● VORLIEGENDER TEXT:
© JUNGE FREIHEIT Verlag GmbH & Co.  www.jungefreiheit.de    31-32/02 26. Juli / 02. August 2002

 
Journalisten in der Krise
von Wolfgang Scheidt

Seit Sparkommissar Georg Kofler bei Premiere regiert, herrscht Galgenhumor und Endzeitstimmung bei der Belegschaft. Eine Milliarde Euro Schulden drücken den Sender, jeden Monat kommen weitere zwei Millionen Euro Verlust hinzu. Der Umsatz blieb im Geschäftsjahr mit 813,1 Millionen Euro zwar konstant, aber die Kosten kletterten um 16 Prozent auf 1.678 Millionen Euro. Das Haus Premiere brennt lichterloh, Feuerwehrmann Kofler will den Abo-Fernsehbetrieb mit allen Mitteln aufrecht erhalten - koste es, was es wolle. Die öffentlich verkündete Insolvenz von Premiere widerrief Kofler höchst persönlich. Statt dessen präsentierte er mit heißer Nadel gestrickte Planzahlen bis 2005, jährlich 500 Millionen Euro will der Südtiroler ab 2003 sparen - das Jahr 2002 ließ Kofler wohlweislich unerwähnt. Die Verluste sollen minimiert, jeder Dritte der 2.500 Premiere-Mitarbeiter, in Redaktion wie Verwaltung, entlassen werden. Kostenlose Süßigkeiten und Getränke gibt es schon lange nicht mehr.

Ähnlich trübe sieht es bei den einst hyper-profitablen Renditebringern, den Tageszeitungen, aus. Beim Axel Springer Verlag ist die Redaktion längst ein betriebswirtschaftlicher Sparposten. Angesichts sinkender Auflagen und eingebrochener Anzeigenmärkte wurden Berliner Morgenpost und Welt redaktionell "zwangsvereint". Gerade hat es die einst ambitionierte Berliner Zeitung erwischt - sie hängt an der Angel der Stuttgarter Verlagsgruppe Georg von Holtzbrinck, die laut Spiegel ebenfalls Liquiditätsprobleme drücken. Verrückte Medienwelt.

Nach Berlin auslagern wollte die Frankfurter Allgemeine Zeitung ihre Feuilleton-Redaktion. Die hohen Kosten verhinderten, daß Frank Schirrmacher in der Hauptstadt residiert. Weil der Jahresumsatz 2001 um fast 23 Prozent auf 416 Millionen Euro sank, mahnt FAZ-Geschäftsführer Jochen Becker zur neuen Sparsamkeit: Die "Berliner Seiten" und die Wochenendbeilage wurden gestrichen, der tägliche Seitenumfang reduziert, zusätzlich sollen einige der 1.422 Mitarbeiter gehen. Gibt es statt kluger bald arme Köpfe bei der FAZ?

● VORLIEGENDES MATERIAL:
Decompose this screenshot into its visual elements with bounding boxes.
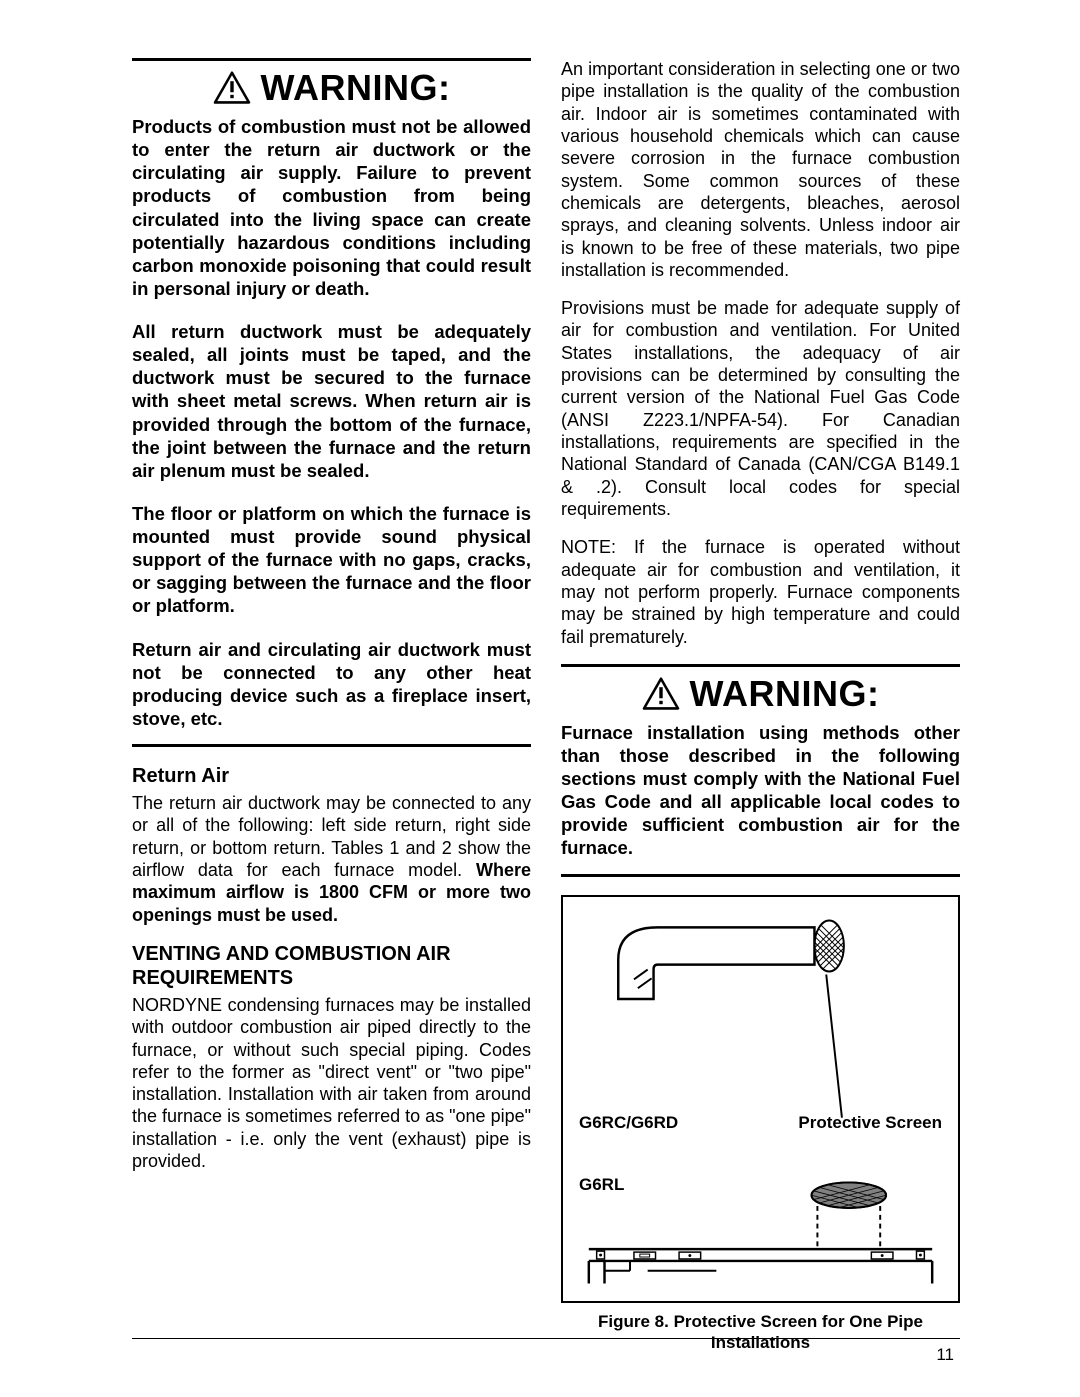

● AUFGABENSTELLUNG: Drucke aus dem Artikel über die Krise der Medienhäuser den Abschnitt von „Nach Berlin auslagern“ bis einschließlich „bei der FAZ?“ wortgetreu ab. Das Material spielt hierfür keine Rolle.

● GELÖSTE AUFGABE:
Nach Berlin auslagern wollte die Frankfurter Allgemeine Zeitung ihre Feuilleton-Redaktion. Die hohen Kosten verhinderten, daß Frank Schirrmacher in der Hauptstadt residiert. Weil der Jahresumsatz 2001 um fast 23 Prozent auf 416 Millionen Euro sank, mahnt FAZ-Geschäftsführer Jochen Becker zur neuen Sparsamkeit: Die "Berliner Seiten" und die Wochenendbeilage wurden gestrichen, der tägliche Seitenumfang reduziert, zusätzlich sollen einige der 1.422 Mitarbeiter gehen. Gibt es statt kluger bald arme Köpfe bei der FAZ?